Dataset records:
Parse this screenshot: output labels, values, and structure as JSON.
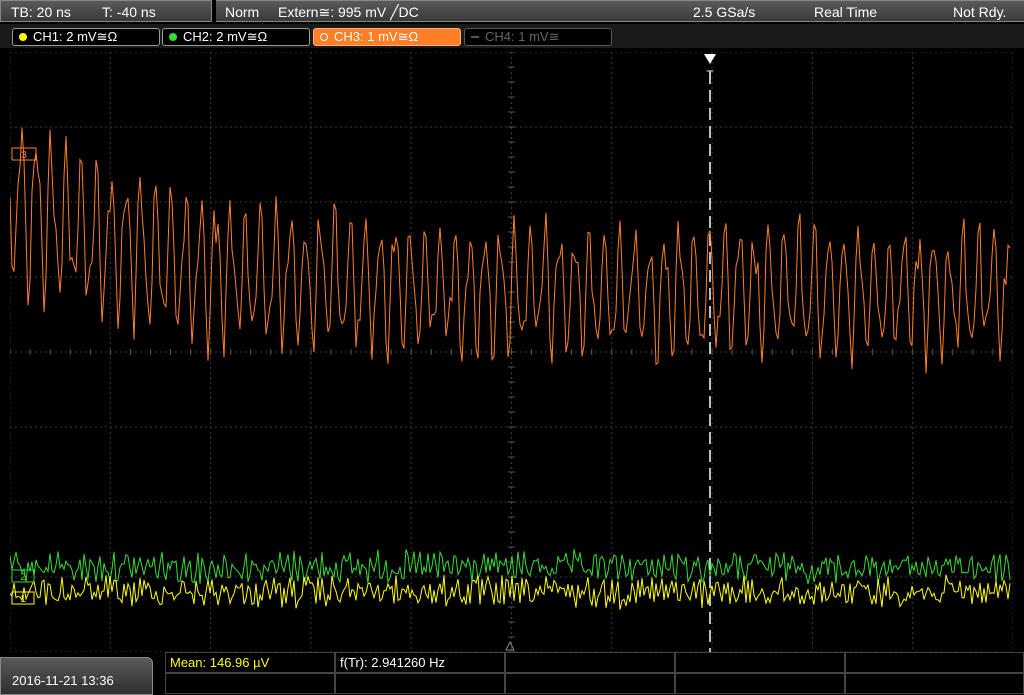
{
  "timebase": {
    "tb_label": "TB: 20 ns",
    "trig_offset_label": "T: -40 ns"
  },
  "status": {
    "mode": "Norm",
    "trigger_source": "Extern≅: 995 mV ╱DC",
    "sample_rate": "2.5 GSa/s",
    "acq_mode": "Real Time",
    "state": "Not Rdy."
  },
  "channels": [
    {
      "label": "CH1: 2 mV≅Ω",
      "color": "#ffff00",
      "active": true,
      "selected": false
    },
    {
      "label": "CH2: 2 mV≅Ω",
      "color": "#33dd33",
      "active": true,
      "selected": false
    },
    {
      "label": "CH3: 1 mV≅Ω",
      "color": "#ff7f27",
      "active": true,
      "selected": true
    },
    {
      "label": "CH4: 1 mV≅",
      "color": "#666666",
      "active": false,
      "selected": false
    }
  ],
  "trigger_marker": {
    "label": "T",
    "icon": "trigger-arrow-icon"
  },
  "channel_markers": {
    "ch3": "3",
    "ch1": "1",
    "ch2": "2"
  },
  "measurements": {
    "mean": "Mean: 146.96 µV",
    "freq": "f(Tr): 2.941260 Hz"
  },
  "datetime": "2016-11-21 13:36",
  "colors": {
    "ch1": "#ffff00",
    "ch2": "#33dd33",
    "ch3": "#ff7f27",
    "grid": "#3a3a3a",
    "trigger_line": "#ffffff"
  }
}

> Task
Without the pictures, print the records in full, exactly as they appear.

> Written response
Parse this screenshot: output labels, values, and structure as JSON.
{
  "timebase": {
    "tb_label": "TB: 20 ns",
    "trig_offset_label": "T: -40 ns"
  },
  "status": {
    "mode": "Norm",
    "trigger_source": "Extern≅: 995 mV ╱DC",
    "sample_rate": "2.5 GSa/s",
    "acq_mode": "Real Time",
    "state": "Not Rdy."
  },
  "channels": [
    {
      "label": "CH1: 2 mV≅Ω",
      "color": "#ffff00",
      "active": true,
      "selected": false
    },
    {
      "label": "CH2: 2 mV≅Ω",
      "color": "#33dd33",
      "active": true,
      "selected": false
    },
    {
      "label": "CH3: 1 mV≅Ω",
      "color": "#ff7f27",
      "active": true,
      "selected": true
    },
    {
      "label": "CH4: 1 mV≅",
      "color": "#666666",
      "active": false,
      "selected": false
    }
  ],
  "trigger_marker": {
    "label": "T",
    "icon": "trigger-arrow-icon"
  },
  "channel_markers": {
    "ch3": "3",
    "ch1": "1",
    "ch2": "2"
  },
  "measurements": {
    "mean": "Mean: 146.96 µV",
    "freq": "f(Tr): 2.941260 Hz"
  },
  "datetime": "2016-11-21 13:36",
  "colors": {
    "ch1": "#ffff00",
    "ch2": "#33dd33",
    "ch3": "#ff7f27",
    "grid": "#3a3a3a",
    "trigger_line": "#ffffff"
  }
}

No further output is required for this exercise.